• **MATERIAL FOR THE TASK**:
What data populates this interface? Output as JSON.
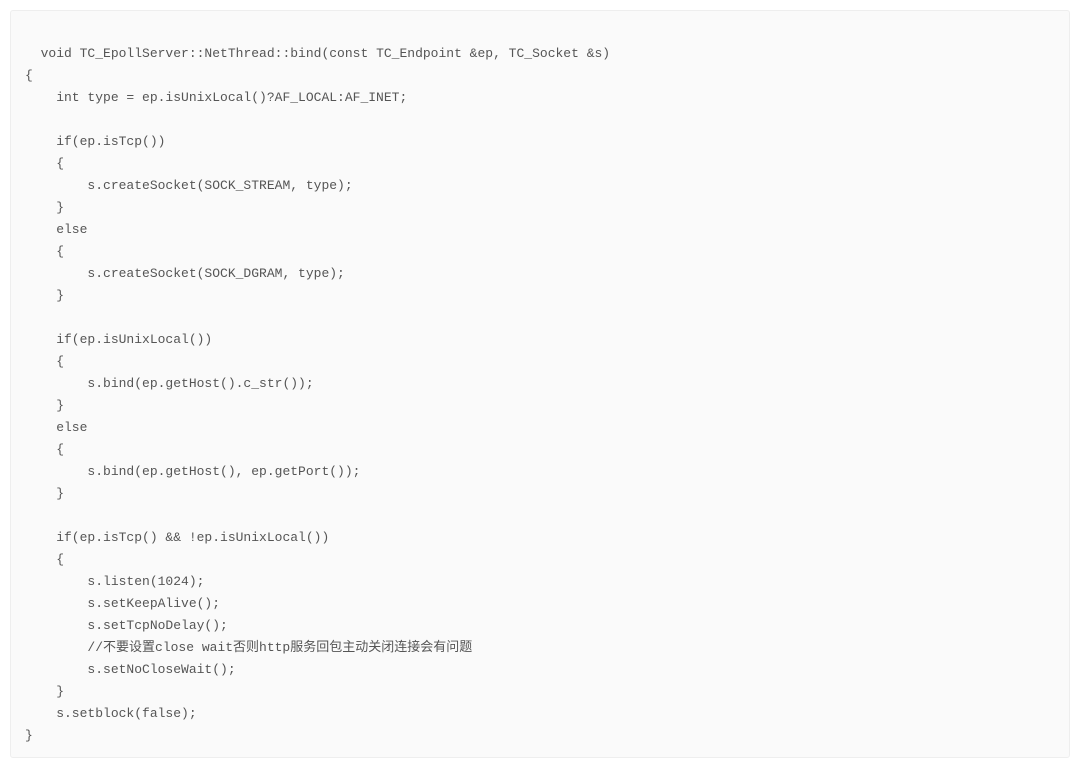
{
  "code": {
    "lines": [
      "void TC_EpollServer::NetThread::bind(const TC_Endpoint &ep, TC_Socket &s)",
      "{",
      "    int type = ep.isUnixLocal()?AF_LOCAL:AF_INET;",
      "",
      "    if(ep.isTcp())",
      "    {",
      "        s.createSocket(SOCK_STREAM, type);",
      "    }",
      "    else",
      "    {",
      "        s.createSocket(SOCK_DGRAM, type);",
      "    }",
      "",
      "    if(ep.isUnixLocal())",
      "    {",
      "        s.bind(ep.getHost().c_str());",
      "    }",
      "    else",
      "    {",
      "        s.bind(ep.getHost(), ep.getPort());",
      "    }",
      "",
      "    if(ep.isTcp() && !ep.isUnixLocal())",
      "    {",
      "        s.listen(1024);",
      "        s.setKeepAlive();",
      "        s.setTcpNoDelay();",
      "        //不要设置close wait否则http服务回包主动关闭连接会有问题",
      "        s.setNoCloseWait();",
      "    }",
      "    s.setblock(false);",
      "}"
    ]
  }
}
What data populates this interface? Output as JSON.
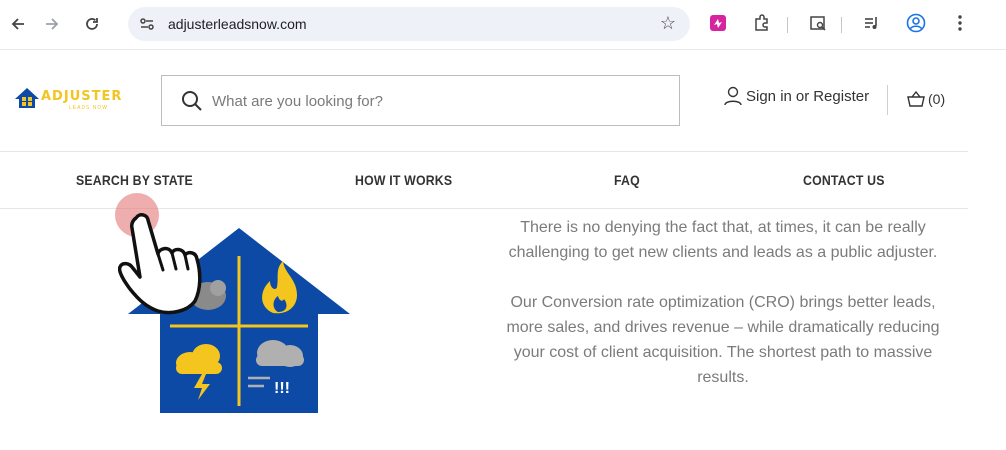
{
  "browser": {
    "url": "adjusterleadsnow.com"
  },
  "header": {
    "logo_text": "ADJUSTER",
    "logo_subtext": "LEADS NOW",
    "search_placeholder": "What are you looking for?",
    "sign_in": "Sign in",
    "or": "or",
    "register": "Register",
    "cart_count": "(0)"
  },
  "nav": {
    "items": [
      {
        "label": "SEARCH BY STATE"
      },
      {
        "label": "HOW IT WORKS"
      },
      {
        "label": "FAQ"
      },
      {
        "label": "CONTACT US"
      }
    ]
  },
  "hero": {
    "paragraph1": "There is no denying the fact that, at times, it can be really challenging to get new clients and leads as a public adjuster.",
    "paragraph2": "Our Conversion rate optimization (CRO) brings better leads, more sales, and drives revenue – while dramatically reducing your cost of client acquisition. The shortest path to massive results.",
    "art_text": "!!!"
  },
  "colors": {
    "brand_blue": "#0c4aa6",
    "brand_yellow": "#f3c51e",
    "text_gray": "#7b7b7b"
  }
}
* * *
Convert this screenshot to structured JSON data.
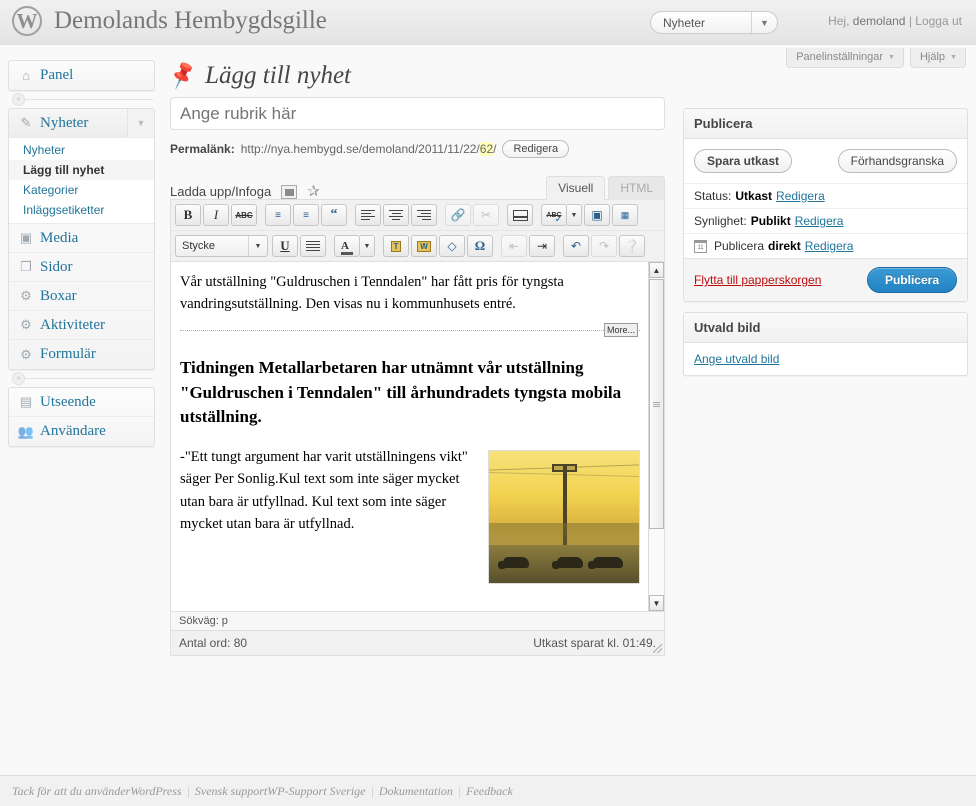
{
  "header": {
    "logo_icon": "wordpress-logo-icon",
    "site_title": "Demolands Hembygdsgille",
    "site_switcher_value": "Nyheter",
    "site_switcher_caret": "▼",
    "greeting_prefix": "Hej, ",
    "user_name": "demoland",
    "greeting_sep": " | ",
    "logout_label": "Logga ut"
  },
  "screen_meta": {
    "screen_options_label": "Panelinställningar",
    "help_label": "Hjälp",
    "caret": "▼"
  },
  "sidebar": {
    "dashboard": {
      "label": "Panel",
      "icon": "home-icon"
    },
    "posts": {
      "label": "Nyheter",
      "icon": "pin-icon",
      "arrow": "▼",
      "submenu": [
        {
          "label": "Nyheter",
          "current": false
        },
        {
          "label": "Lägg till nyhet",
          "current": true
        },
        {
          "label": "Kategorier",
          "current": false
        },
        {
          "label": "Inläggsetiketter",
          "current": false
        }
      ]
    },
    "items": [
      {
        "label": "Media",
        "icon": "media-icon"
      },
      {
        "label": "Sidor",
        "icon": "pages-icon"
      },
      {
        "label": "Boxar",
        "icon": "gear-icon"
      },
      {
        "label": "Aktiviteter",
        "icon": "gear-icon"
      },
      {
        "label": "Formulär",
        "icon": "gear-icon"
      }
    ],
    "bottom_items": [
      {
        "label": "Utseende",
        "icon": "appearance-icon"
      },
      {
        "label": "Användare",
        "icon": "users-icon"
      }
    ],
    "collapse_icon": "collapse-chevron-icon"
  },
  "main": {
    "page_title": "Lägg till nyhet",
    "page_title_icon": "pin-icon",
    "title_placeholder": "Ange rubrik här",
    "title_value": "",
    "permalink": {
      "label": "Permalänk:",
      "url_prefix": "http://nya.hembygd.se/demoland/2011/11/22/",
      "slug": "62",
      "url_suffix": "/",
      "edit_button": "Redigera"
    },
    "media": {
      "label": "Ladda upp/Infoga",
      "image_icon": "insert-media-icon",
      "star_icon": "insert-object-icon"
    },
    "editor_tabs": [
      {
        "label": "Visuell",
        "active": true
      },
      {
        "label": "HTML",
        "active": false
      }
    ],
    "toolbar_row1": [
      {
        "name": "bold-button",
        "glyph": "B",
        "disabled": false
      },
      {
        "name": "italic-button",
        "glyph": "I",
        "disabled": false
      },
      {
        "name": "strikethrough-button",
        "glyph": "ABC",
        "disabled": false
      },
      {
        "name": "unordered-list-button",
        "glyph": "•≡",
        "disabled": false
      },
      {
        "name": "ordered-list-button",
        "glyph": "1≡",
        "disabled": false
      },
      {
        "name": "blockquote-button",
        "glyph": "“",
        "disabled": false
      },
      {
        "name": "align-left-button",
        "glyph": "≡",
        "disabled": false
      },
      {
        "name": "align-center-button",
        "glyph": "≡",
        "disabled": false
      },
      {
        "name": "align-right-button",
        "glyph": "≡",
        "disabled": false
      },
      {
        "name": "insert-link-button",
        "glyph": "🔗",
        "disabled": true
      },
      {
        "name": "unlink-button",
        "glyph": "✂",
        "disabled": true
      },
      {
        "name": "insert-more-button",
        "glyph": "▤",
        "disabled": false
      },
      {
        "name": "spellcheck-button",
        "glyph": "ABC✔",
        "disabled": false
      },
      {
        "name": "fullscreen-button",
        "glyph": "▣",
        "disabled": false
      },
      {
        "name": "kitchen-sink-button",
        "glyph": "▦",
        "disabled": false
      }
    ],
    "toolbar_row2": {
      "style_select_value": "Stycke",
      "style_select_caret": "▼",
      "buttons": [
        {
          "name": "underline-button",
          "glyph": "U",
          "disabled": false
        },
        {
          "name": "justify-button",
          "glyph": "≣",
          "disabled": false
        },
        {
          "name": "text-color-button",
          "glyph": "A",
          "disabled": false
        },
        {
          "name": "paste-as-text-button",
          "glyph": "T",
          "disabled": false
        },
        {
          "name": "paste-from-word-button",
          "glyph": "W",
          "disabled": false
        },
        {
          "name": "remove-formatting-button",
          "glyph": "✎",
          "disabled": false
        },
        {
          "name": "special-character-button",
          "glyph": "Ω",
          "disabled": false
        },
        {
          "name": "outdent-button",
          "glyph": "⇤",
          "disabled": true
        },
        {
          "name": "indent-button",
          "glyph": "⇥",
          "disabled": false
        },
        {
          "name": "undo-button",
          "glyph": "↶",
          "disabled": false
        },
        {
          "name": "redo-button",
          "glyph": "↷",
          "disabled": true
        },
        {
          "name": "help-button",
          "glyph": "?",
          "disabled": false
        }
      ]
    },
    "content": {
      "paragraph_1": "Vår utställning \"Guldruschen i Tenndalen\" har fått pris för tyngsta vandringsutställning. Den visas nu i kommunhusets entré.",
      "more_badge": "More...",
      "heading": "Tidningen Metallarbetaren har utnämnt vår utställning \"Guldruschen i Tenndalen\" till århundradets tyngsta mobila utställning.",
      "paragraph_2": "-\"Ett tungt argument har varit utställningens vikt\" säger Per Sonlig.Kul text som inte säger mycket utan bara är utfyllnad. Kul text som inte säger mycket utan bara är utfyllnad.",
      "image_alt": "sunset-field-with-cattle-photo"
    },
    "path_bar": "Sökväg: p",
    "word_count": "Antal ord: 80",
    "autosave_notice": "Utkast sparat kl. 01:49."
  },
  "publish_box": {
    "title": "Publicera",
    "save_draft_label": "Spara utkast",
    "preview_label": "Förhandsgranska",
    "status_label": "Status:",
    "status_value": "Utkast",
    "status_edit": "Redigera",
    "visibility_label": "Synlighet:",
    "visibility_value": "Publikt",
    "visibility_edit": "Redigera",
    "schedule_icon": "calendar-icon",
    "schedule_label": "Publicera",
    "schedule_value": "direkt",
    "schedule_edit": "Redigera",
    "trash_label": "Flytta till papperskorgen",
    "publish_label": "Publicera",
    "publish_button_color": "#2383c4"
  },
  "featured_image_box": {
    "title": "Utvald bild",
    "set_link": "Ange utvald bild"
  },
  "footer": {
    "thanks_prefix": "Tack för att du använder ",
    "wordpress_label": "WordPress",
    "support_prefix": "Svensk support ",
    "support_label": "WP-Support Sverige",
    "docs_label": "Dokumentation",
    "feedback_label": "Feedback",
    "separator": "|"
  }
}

• **GIVEN REQUEST**: Scan the listing above. Collect all lines with the word "Nyheter".

• **THE ANSWER**:
    "site_switcher_value": "Nyheter",
      "label": "Nyheter",
          "label": "Nyheter",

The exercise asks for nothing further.